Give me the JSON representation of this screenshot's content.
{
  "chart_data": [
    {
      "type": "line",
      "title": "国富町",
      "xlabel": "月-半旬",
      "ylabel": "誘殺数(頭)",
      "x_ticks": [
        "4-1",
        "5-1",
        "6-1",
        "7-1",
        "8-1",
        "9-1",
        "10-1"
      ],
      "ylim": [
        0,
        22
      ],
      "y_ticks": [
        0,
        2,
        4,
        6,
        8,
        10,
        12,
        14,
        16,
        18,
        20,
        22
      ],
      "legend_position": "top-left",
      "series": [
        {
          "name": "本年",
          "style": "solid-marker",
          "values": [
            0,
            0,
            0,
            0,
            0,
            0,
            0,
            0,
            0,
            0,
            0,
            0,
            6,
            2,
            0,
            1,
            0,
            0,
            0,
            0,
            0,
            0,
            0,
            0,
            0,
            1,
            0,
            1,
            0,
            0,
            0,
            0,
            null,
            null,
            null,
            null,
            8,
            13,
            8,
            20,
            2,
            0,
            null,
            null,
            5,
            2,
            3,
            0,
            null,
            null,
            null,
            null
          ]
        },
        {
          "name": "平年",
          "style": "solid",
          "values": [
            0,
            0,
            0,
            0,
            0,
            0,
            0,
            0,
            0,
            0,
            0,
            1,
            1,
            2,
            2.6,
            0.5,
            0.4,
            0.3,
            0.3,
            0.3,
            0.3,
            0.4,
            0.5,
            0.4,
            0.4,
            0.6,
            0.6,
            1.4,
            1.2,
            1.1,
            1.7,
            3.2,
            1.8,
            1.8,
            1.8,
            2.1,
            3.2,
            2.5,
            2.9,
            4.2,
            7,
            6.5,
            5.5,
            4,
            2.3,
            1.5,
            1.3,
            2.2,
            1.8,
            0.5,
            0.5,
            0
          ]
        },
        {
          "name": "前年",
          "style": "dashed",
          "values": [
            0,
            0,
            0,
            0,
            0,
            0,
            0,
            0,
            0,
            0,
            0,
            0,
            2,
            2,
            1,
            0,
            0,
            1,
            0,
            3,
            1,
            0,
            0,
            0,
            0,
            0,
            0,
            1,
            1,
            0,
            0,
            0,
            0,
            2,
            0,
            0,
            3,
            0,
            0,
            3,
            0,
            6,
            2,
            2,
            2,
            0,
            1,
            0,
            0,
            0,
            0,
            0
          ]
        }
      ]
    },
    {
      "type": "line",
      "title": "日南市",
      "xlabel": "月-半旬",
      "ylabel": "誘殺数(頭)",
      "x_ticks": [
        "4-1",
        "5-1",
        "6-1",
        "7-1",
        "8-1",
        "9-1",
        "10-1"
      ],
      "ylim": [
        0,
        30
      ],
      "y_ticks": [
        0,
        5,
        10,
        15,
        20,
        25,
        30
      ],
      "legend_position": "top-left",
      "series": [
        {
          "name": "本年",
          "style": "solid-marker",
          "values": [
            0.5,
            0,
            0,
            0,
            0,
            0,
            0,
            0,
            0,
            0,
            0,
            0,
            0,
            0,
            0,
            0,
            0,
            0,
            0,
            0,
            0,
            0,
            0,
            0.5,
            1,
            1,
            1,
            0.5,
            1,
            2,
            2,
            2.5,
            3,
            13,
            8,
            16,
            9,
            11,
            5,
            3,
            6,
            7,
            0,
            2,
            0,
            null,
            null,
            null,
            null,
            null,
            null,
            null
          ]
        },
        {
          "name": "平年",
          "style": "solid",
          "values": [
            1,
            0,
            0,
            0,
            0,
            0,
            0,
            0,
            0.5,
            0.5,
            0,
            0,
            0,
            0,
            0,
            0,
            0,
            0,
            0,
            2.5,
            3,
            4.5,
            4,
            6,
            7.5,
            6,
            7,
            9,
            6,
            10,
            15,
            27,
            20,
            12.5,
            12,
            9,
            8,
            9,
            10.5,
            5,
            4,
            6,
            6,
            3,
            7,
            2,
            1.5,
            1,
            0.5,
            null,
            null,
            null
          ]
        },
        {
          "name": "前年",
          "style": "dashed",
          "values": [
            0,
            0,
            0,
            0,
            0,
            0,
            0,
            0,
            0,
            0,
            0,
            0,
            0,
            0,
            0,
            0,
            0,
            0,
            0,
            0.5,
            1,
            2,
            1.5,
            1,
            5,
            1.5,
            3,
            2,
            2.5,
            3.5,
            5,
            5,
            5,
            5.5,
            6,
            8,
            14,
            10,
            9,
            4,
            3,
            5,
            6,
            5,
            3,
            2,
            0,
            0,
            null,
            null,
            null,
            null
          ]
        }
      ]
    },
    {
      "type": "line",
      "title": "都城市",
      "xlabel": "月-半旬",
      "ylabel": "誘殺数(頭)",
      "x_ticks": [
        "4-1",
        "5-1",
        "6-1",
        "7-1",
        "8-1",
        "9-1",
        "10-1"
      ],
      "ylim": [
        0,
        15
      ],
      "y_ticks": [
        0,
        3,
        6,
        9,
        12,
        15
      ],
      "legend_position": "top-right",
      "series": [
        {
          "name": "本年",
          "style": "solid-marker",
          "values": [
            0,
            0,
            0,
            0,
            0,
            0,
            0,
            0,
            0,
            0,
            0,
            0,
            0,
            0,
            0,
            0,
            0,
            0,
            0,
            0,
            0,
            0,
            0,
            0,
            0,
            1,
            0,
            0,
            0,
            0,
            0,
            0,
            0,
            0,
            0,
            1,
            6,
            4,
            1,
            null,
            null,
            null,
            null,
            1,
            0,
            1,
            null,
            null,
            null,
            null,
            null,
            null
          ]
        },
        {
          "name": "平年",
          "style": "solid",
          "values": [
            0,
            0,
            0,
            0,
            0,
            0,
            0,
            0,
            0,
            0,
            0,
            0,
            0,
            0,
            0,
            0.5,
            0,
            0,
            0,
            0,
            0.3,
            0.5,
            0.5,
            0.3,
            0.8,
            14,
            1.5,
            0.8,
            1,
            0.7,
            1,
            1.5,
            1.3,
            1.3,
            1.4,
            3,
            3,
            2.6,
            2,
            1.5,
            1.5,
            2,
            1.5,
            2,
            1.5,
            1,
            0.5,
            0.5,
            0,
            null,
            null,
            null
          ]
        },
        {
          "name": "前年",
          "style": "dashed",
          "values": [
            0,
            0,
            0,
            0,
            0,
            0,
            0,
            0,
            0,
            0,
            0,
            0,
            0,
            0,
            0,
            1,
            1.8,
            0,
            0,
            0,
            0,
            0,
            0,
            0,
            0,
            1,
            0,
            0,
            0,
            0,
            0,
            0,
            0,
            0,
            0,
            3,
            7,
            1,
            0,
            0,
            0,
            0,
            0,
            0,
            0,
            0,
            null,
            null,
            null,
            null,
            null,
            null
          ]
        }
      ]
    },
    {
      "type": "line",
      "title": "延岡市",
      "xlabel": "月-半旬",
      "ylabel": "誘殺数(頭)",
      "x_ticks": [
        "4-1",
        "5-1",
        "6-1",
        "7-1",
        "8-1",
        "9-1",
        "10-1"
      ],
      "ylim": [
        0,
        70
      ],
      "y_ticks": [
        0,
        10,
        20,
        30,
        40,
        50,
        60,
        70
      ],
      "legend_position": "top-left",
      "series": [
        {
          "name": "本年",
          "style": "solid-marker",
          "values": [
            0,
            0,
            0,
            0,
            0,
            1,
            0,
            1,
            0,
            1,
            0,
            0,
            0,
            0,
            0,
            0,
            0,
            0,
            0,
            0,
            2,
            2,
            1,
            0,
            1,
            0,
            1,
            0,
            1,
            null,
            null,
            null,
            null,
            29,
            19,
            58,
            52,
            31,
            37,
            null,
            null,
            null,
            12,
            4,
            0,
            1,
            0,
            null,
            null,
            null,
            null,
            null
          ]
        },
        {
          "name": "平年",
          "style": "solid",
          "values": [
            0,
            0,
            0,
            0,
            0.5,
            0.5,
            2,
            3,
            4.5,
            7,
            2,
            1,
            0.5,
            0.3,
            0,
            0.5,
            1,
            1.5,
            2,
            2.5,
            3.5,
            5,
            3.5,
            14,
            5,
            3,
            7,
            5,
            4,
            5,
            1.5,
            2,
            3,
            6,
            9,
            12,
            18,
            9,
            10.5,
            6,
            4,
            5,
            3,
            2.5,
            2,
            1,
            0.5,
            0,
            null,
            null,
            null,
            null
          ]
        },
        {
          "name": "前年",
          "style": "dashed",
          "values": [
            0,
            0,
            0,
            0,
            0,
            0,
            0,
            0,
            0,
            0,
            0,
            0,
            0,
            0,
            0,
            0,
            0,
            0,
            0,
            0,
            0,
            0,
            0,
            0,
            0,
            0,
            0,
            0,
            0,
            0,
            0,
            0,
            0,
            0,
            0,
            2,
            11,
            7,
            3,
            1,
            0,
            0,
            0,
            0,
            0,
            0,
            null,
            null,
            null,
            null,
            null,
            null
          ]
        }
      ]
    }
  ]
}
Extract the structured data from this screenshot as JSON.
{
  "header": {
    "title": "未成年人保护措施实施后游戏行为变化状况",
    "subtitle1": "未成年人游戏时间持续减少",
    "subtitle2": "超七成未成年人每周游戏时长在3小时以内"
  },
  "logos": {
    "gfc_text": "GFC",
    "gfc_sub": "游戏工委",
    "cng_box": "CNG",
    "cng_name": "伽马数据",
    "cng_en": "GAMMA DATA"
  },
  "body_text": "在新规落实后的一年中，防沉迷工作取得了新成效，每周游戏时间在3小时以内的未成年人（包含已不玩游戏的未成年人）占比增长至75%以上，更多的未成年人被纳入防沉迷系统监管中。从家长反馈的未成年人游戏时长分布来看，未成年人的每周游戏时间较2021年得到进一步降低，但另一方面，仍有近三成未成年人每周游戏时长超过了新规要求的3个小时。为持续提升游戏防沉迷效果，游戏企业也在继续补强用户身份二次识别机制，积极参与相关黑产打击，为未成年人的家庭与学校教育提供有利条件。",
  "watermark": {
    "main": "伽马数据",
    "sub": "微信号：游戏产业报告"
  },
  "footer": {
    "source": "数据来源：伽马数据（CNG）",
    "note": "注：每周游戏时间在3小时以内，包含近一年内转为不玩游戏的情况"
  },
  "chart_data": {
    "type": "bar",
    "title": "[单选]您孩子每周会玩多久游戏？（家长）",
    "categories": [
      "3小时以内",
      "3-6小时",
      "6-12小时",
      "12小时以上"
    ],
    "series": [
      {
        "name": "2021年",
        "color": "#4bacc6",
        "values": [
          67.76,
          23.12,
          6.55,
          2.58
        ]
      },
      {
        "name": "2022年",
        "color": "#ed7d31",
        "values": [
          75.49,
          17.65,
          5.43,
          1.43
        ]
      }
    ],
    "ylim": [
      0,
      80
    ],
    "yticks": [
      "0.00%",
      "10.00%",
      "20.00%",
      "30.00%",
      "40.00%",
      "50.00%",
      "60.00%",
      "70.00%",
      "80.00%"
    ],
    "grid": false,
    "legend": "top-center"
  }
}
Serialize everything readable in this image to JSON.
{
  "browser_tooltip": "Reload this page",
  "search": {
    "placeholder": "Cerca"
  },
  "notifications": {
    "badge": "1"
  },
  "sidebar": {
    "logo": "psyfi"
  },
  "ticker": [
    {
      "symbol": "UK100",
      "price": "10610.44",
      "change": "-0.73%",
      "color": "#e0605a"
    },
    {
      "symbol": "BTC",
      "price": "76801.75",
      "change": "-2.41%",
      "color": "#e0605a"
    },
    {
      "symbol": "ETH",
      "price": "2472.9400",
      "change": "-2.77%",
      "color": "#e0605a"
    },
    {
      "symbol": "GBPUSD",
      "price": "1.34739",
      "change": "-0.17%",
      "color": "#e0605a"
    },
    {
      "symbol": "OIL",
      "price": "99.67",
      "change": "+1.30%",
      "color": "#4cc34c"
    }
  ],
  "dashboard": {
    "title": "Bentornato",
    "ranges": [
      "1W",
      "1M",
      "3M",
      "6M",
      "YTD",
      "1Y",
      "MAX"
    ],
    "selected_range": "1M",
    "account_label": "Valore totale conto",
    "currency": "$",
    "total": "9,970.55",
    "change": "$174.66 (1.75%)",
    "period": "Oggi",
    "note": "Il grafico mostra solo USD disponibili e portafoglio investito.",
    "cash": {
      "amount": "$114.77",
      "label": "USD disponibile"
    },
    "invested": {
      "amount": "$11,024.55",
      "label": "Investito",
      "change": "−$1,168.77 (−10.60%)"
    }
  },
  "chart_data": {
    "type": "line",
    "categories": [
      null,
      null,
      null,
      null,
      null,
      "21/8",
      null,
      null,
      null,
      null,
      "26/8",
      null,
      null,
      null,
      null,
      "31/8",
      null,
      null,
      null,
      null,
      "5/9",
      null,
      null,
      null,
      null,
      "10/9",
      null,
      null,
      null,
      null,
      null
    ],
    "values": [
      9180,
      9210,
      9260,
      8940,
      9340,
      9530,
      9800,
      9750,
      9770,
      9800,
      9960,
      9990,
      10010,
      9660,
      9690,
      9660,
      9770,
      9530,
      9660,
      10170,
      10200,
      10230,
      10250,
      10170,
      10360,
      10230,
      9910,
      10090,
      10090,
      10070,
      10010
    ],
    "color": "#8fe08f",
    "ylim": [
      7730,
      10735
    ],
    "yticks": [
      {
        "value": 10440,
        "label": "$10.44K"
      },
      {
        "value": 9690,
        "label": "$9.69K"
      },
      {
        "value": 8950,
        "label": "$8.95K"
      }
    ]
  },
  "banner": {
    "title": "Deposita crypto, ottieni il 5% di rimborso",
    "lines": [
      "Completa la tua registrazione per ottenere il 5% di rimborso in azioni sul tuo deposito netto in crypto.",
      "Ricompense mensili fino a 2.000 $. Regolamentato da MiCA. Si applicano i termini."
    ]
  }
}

..........

_Exercise instructions_: Copy out every line where the word "crypto" occurs.

_Solution to this exercise_:
    "title": "Deposita crypto, ottieni il 5% di rimborso",
      "Completa la tua registrazione per ottenere il 5% di rimborso in azioni sul tuo deposito netto in crypto.",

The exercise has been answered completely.